**EXERCISE BRIEF:** Beginning with the line containing "Extract the structured" and ending with the last line, repeat the records exactly.

[Items listed in a dataset]

========================================================================

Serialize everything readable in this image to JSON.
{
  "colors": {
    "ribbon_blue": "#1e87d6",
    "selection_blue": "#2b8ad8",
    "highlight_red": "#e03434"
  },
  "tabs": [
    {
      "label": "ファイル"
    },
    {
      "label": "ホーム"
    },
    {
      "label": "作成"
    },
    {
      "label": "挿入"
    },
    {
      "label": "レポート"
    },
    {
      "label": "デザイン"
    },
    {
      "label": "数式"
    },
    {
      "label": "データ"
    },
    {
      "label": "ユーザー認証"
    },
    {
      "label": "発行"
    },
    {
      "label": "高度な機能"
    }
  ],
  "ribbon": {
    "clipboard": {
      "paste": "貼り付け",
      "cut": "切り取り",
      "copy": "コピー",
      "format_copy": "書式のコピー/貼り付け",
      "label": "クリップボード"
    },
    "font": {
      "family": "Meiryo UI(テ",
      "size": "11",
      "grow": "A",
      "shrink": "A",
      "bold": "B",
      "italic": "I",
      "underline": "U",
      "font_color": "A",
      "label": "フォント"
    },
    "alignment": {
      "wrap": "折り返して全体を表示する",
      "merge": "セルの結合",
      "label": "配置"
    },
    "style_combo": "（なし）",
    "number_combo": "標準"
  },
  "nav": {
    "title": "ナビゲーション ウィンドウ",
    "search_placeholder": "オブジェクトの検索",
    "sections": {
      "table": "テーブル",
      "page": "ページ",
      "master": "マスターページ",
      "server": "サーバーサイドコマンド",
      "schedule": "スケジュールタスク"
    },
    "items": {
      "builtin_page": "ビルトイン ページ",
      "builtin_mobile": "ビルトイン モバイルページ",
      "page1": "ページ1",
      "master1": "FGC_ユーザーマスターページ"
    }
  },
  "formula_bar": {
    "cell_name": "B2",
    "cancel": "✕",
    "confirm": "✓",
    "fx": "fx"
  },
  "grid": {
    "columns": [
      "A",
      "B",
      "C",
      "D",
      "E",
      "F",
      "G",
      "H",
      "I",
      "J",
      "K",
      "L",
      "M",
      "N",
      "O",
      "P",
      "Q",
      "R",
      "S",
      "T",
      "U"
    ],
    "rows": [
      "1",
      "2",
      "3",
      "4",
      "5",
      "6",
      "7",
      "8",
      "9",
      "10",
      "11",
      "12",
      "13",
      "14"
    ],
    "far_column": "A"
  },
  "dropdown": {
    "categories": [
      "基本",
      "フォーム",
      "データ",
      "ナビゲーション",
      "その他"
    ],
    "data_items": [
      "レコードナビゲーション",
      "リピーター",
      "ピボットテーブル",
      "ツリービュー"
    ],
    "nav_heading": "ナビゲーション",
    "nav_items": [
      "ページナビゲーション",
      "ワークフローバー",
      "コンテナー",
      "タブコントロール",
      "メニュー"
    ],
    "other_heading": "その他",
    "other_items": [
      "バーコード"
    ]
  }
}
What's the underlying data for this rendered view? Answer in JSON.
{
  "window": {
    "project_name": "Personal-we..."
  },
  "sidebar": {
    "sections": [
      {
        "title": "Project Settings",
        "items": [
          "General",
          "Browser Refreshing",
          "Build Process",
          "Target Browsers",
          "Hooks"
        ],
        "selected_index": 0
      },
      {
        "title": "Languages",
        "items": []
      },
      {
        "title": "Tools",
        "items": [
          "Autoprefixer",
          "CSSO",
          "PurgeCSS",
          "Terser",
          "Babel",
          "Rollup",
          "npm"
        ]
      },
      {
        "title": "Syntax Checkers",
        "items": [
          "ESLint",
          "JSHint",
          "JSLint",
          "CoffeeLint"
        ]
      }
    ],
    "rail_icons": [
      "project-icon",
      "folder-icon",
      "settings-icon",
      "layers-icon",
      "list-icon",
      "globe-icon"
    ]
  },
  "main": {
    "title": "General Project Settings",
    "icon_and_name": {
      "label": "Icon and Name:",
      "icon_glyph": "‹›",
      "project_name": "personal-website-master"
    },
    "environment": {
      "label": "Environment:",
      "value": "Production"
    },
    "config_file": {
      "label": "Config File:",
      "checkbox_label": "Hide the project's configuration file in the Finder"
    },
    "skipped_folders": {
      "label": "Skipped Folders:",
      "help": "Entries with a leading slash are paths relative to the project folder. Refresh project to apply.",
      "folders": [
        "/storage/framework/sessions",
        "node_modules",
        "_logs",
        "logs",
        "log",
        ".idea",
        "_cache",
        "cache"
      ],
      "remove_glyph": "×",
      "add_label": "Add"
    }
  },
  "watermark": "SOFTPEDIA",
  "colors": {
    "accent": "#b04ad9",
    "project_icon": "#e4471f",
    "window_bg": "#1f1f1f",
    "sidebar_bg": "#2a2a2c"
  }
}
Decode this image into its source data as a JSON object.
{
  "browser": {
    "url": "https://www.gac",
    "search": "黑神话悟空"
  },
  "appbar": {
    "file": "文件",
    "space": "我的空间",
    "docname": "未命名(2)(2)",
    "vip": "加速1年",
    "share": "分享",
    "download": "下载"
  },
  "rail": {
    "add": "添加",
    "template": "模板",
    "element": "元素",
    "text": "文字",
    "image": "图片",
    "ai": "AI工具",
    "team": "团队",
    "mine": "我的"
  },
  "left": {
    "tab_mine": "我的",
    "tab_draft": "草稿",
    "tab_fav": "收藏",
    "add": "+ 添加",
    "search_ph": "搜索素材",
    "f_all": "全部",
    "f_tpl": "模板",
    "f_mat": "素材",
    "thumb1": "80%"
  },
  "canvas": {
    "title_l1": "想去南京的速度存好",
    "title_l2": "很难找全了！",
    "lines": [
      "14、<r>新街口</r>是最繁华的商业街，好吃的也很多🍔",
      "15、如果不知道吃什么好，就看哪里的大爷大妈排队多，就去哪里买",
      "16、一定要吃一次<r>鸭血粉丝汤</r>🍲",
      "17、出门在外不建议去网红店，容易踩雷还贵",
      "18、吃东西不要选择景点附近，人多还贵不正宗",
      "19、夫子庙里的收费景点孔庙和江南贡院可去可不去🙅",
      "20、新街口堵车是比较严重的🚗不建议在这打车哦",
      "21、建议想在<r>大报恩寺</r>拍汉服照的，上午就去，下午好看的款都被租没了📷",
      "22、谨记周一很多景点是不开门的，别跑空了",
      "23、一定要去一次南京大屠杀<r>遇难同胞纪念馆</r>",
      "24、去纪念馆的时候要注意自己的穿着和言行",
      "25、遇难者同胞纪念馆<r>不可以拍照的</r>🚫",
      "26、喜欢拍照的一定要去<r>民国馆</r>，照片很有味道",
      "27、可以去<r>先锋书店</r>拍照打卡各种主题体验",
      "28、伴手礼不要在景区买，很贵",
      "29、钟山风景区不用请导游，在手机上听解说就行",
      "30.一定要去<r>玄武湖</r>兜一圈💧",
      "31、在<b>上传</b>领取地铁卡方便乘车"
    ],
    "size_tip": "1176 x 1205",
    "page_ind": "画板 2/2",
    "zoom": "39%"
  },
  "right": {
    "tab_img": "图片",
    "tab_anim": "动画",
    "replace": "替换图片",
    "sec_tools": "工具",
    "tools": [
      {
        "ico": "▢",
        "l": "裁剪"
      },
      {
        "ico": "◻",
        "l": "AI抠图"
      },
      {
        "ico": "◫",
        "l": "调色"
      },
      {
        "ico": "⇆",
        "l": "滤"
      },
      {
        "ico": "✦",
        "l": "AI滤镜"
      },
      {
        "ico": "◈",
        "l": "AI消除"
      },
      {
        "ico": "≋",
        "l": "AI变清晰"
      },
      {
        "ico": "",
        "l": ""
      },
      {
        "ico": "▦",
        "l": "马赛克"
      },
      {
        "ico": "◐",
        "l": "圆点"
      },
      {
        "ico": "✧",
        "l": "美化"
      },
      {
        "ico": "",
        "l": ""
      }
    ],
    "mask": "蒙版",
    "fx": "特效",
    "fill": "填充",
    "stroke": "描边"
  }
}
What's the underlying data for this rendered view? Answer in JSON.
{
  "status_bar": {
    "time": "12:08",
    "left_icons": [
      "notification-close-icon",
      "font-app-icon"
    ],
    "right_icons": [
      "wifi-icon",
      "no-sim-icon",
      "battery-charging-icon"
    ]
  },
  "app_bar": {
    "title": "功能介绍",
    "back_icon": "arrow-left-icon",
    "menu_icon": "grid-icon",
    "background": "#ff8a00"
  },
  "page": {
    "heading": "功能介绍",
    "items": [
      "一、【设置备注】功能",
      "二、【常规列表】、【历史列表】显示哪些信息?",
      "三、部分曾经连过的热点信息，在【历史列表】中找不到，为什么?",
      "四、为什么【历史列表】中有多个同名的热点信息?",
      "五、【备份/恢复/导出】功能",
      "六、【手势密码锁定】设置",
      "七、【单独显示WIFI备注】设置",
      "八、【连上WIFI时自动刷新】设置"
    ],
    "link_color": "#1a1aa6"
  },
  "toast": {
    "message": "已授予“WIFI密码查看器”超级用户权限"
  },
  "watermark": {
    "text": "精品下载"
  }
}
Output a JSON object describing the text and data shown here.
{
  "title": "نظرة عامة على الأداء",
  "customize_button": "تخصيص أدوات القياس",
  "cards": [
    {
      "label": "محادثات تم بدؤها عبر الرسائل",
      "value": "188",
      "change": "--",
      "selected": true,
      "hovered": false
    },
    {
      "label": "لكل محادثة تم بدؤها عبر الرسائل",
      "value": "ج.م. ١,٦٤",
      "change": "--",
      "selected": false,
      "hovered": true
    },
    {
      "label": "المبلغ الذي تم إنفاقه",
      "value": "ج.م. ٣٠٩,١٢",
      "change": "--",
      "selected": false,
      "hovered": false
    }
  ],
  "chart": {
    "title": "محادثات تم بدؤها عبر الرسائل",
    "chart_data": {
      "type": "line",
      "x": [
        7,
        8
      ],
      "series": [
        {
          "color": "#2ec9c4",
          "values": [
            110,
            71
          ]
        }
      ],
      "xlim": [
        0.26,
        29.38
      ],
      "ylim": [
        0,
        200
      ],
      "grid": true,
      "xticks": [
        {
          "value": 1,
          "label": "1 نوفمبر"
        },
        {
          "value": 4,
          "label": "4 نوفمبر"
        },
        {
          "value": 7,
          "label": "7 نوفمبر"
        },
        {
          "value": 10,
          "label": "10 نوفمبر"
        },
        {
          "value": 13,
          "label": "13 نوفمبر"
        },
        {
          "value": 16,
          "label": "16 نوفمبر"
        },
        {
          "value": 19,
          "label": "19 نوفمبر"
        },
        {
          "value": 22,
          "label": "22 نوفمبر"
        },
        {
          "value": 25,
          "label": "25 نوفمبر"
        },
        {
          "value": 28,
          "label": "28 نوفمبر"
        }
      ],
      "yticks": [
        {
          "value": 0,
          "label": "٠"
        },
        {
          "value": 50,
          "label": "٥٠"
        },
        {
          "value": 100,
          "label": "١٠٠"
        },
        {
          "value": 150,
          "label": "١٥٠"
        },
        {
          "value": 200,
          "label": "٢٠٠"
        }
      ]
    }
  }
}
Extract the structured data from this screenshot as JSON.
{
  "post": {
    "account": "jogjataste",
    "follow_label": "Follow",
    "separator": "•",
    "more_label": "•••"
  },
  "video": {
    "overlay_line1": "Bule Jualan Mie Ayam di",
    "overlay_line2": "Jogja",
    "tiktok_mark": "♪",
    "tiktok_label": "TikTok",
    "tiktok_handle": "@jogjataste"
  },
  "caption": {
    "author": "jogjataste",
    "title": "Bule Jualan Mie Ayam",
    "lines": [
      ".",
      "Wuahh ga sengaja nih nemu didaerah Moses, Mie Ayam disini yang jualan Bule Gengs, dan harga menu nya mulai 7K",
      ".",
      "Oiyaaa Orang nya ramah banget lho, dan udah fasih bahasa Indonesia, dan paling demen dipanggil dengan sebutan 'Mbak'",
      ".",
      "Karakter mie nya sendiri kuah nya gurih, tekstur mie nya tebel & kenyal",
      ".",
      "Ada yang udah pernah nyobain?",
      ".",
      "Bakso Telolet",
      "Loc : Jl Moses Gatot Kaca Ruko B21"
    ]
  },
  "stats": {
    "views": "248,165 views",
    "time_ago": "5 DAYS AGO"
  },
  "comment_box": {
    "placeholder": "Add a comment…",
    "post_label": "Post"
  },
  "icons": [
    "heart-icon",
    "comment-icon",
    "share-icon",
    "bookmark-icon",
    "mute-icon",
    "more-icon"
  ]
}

========================================================================

**FINAL RESULT:**
Extract the structured data from this screenshot as JSON.
{
  "post": {
    "account": "jogjataste",
    "follow_label": "Follow",
    "separator": "•",
    "more_label": "•••"
  },
  "video": {
    "overlay_line1": "Bule Jualan Mie Ayam di",
    "overlay_line2": "Jogja",
    "tiktok_mark": "♪",
    "tiktok_label": "TikTok",
    "tiktok_handle": "@jogjataste"
  },
  "caption": {
    "author": "jogjataste",
    "title": "Bule Jualan Mie Ayam",
    "lines": [
      ".",
      "Wuahh ga sengaja nih nemu didaerah Moses, Mie Ayam disini yang jualan Bule Gengs, dan harga menu nya mulai 7K",
      ".",
      "Oiyaaa Orang nya ramah banget lho, dan udah fasih bahasa Indonesia, dan paling demen dipanggil dengan sebutan 'Mbak'",
      ".",
      "Karakter mie nya sendiri kuah nya gurih, tekstur mie nya tebel & kenyal",
      ".",
      "Ada yang udah pernah nyobain?",
      ".",
      "Bakso Telolet",
      "Loc : Jl Moses Gatot Kaca Ruko B21"
    ]
  },
  "stats": {
    "views": "248,165 views",
    "time_ago": "5 DAYS AGO"
  },
  "comment_box": {
    "placeholder": "Add a comment…",
    "post_label": "Post"
  },
  "icons": [
    "heart-icon",
    "comment-icon",
    "share-icon",
    "bookmark-icon",
    "mute-icon",
    "more-icon"
  ]
}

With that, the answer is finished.